== Records

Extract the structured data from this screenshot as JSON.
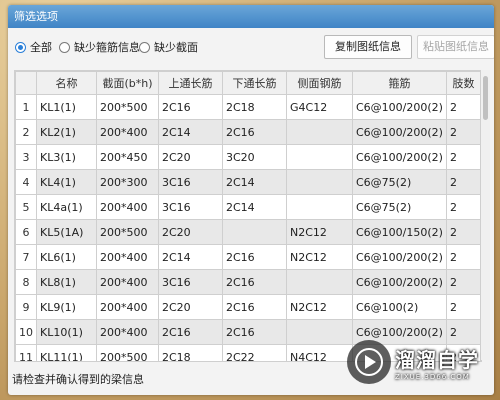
{
  "window": {
    "title": "筛选选项"
  },
  "filters": {
    "options": [
      {
        "label": "全部",
        "selected": true
      },
      {
        "label": "缺少箍筋信息",
        "selected": false
      },
      {
        "label": "缺少截面",
        "selected": false
      }
    ],
    "copy_button": "复制图纸信息",
    "paste_button": "粘贴图纸信息"
  },
  "table": {
    "columns": [
      "",
      "名称",
      "截面(b*h)",
      "上通长筋",
      "下通长筋",
      "侧面钢筋",
      "箍筋",
      "肢数"
    ],
    "rows": [
      {
        "no": "1",
        "cells": [
          "KL1(1)",
          "200*500",
          "2C16",
          "2C18",
          "G4C12",
          "C6@100/200(2)",
          "2"
        ]
      },
      {
        "no": "2",
        "cells": [
          "KL2(1)",
          "200*400",
          "2C14",
          "2C16",
          "",
          "C6@100/200(2)",
          "2"
        ]
      },
      {
        "no": "3",
        "cells": [
          "KL3(1)",
          "200*450",
          "2C20",
          "3C20",
          "",
          "C6@100/200(2)",
          "2"
        ]
      },
      {
        "no": "4",
        "cells": [
          "KL4(1)",
          "200*300",
          "3C16",
          "2C14",
          "",
          "C6@75(2)",
          "2"
        ]
      },
      {
        "no": "5",
        "cells": [
          "KL4a(1)",
          "200*400",
          "3C16",
          "2C14",
          "",
          "C6@75(2)",
          "2"
        ]
      },
      {
        "no": "6",
        "cells": [
          "KL5(1A)",
          "200*500",
          "2C20",
          "",
          "N2C12",
          "C6@100/150(2)",
          "2"
        ]
      },
      {
        "no": "7",
        "cells": [
          "KL6(1)",
          "200*400",
          "2C14",
          "2C16",
          "N2C12",
          "C6@100/200(2)",
          "2"
        ]
      },
      {
        "no": "8",
        "cells": [
          "KL8(1)",
          "200*400",
          "3C16",
          "2C16",
          "",
          "C6@100/200(2)",
          "2"
        ]
      },
      {
        "no": "9",
        "cells": [
          "KL9(1)",
          "200*400",
          "2C20",
          "2C16",
          "N2C12",
          "C6@100(2)",
          "2"
        ]
      },
      {
        "no": "10",
        "cells": [
          "KL10(1)",
          "200*400",
          "2C16",
          "2C16",
          "",
          "C6@100/200(2)",
          "2"
        ]
      },
      {
        "no": "11",
        "cells": [
          "KL11(1)",
          "200*500",
          "2C18",
          "2C22",
          "N4C12",
          "",
          "2"
        ]
      }
    ]
  },
  "status_text": "请检查并确认得到的梁信息",
  "watermark": {
    "title": "溜溜自学",
    "url": "ZIXUE.3D66.COM"
  },
  "colors": {
    "accent": "#2a7fd8",
    "titlebar": "#4a8fd0",
    "shaded": "#e8e8e8"
  }
}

====

» **Exercise requirements**
Omit the pictures, and quote the material above exactly as given.

» **Correct output**
Extract the structured data from this screenshot as JSON.
{
  "window": {
    "title": "筛选选项"
  },
  "filters": {
    "options": [
      {
        "label": "全部",
        "selected": true
      },
      {
        "label": "缺少箍筋信息",
        "selected": false
      },
      {
        "label": "缺少截面",
        "selected": false
      }
    ],
    "copy_button": "复制图纸信息",
    "paste_button": "粘贴图纸信息"
  },
  "table": {
    "columns": [
      "",
      "名称",
      "截面(b*h)",
      "上通长筋",
      "下通长筋",
      "侧面钢筋",
      "箍筋",
      "肢数"
    ],
    "rows": [
      {
        "no": "1",
        "cells": [
          "KL1(1)",
          "200*500",
          "2C16",
          "2C18",
          "G4C12",
          "C6@100/200(2)",
          "2"
        ]
      },
      {
        "no": "2",
        "cells": [
          "KL2(1)",
          "200*400",
          "2C14",
          "2C16",
          "",
          "C6@100/200(2)",
          "2"
        ]
      },
      {
        "no": "3",
        "cells": [
          "KL3(1)",
          "200*450",
          "2C20",
          "3C20",
          "",
          "C6@100/200(2)",
          "2"
        ]
      },
      {
        "no": "4",
        "cells": [
          "KL4(1)",
          "200*300",
          "3C16",
          "2C14",
          "",
          "C6@75(2)",
          "2"
        ]
      },
      {
        "no": "5",
        "cells": [
          "KL4a(1)",
          "200*400",
          "3C16",
          "2C14",
          "",
          "C6@75(2)",
          "2"
        ]
      },
      {
        "no": "6",
        "cells": [
          "KL5(1A)",
          "200*500",
          "2C20",
          "",
          "N2C12",
          "C6@100/150(2)",
          "2"
        ]
      },
      {
        "no": "7",
        "cells": [
          "KL6(1)",
          "200*400",
          "2C14",
          "2C16",
          "N2C12",
          "C6@100/200(2)",
          "2"
        ]
      },
      {
        "no": "8",
        "cells": [
          "KL8(1)",
          "200*400",
          "3C16",
          "2C16",
          "",
          "C6@100/200(2)",
          "2"
        ]
      },
      {
        "no": "9",
        "cells": [
          "KL9(1)",
          "200*400",
          "2C20",
          "2C16",
          "N2C12",
          "C6@100(2)",
          "2"
        ]
      },
      {
        "no": "10",
        "cells": [
          "KL10(1)",
          "200*400",
          "2C16",
          "2C16",
          "",
          "C6@100/200(2)",
          "2"
        ]
      },
      {
        "no": "11",
        "cells": [
          "KL11(1)",
          "200*500",
          "2C18",
          "2C22",
          "N4C12",
          "",
          "2"
        ]
      }
    ]
  },
  "status_text": "请检查并确认得到的梁信息",
  "watermark": {
    "title": "溜溜自学",
    "url": "ZIXUE.3D66.COM"
  },
  "colors": {
    "accent": "#2a7fd8",
    "titlebar": "#4a8fd0",
    "shaded": "#e8e8e8"
  }
}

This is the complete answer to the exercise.